◆ REQUEST
Images are not part of the copy; write out the rest of the data exactly as given.

Begin EXERCISE INPUTS

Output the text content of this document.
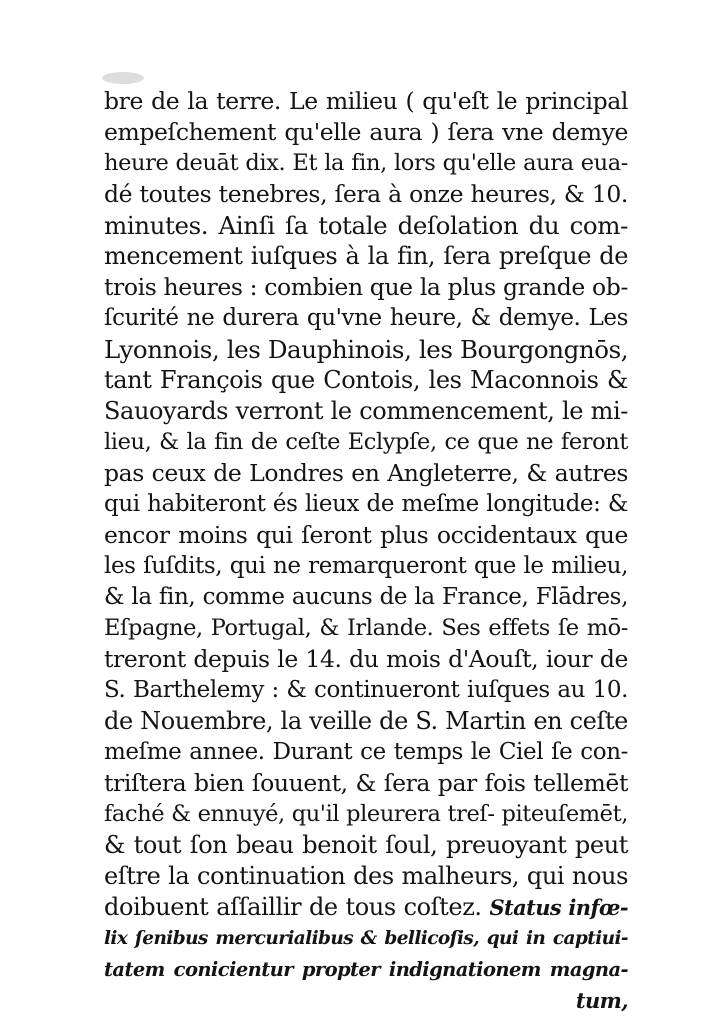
bre de la terre. Le milieu ( qu'eſt le principal
empeſchement qu'elle aura ) ſera vne demye
heure deuāt dix. Et la fin, lors qu'elle aura eua-
dé toutes tenebres, ſera à onze heures, & 10.
minutes. Ainſi ſa totale deſolation du com-
mencement iuſques à la fin, ſera preſque de
trois heures : combien que la plus grande ob-
ſcurité ne durera qu'vne heure, & demye. Les
Lyonnois, les Dauphinois, les Bourgongnōs,
tant François que Contois, les Maconnois &
Sauoyards verront le commencement, le mi-
lieu, & la fin de ceſte Eclypſe, ce que ne feront
pas ceux de Londres en Angleterre, & autres
qui habiteront és lieux de meſme longitude: &
encor moins qui ſeront plus occidentaux que
les ſuſdits, qui ne remarqueront que le milieu,
& la fin, comme aucuns de la France, Flādres,
Eſpagne, Portugal, & Irlande. Ses effets ſe mō-
treront depuis le 14. du mois d'Aouſt, iour de
S. Barthelemy : & continueront iuſques au 10.
de Nouembre, la veille de S. Martin en ceſte
meſme annee. Durant ce temps le Ciel ſe con-
triſtera bien ſouuent, & ſera par fois tellemēt
faché & ennuyé, qu'il pleurera treſ- piteuſemēt,
& tout ſon beau benoit ſoul, preuoyant peut
eſtre la continuation des malheurs, qui nous
doibuent aſſaillir de tous coſtez. Status infœ-
lix ſenibus mercurialibus & bellicoſis, qui in captiui-
tatem conicientur propter indignationem magna-
tum,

End EXERCISE INPUTS

◆ SOLUTION FOR THIS PROBLEM
Output the text content of this document.
bre de la terre. Le milieu ( qu'eſt le principal
empeſchement qu'elle aura ) ſera vne demye
heure deuāt dix. Et la fin, lors qu'elle aura eua-
dé toutes tenebres, ſera à onze heures, & 10.
minutes. Ainſi ſa totale deſolation du com-
mencement iuſques à la fin, ſera preſque de
trois heures : combien que la plus grande ob-
ſcurité ne durera qu'vne heure, & demye. Les
Lyonnois, les Dauphinois, les Bourgongnōs,
tant François que Contois, les Maconnois &
Sauoyards verront le commencement, le mi-
lieu, & la fin de ceſte Eclypſe, ce que ne feront
pas ceux de Londres en Angleterre, & autres
qui habiteront és lieux de meſme longitude: &
encor moins qui ſeront plus occidentaux que
les ſuſdits, qui ne remarqueront que le milieu,
& la fin, comme aucuns de la France, Flādres,
Eſpagne, Portugal, & Irlande. Ses effets ſe mō-
treront depuis le 14. du mois d'Aouſt, iour de
S. Barthelemy : & continueront iuſques au 10.
de Nouembre, la veille de S. Martin en ceſte
meſme annee. Durant ce temps le Ciel ſe con-
triſtera bien ſouuent, & ſera par fois tellemēt
faché & ennuyé, qu'il pleurera treſ- piteuſemēt,
& tout ſon beau benoit ſoul, preuoyant peut
eſtre la continuation des malheurs, qui nous
doibuent aſſaillir de tous coſtez. Status infœ-
lix ſenibus mercurialibus & bellicoſis, qui in captiui-
tatem conicientur propter indignationem magna-
tum,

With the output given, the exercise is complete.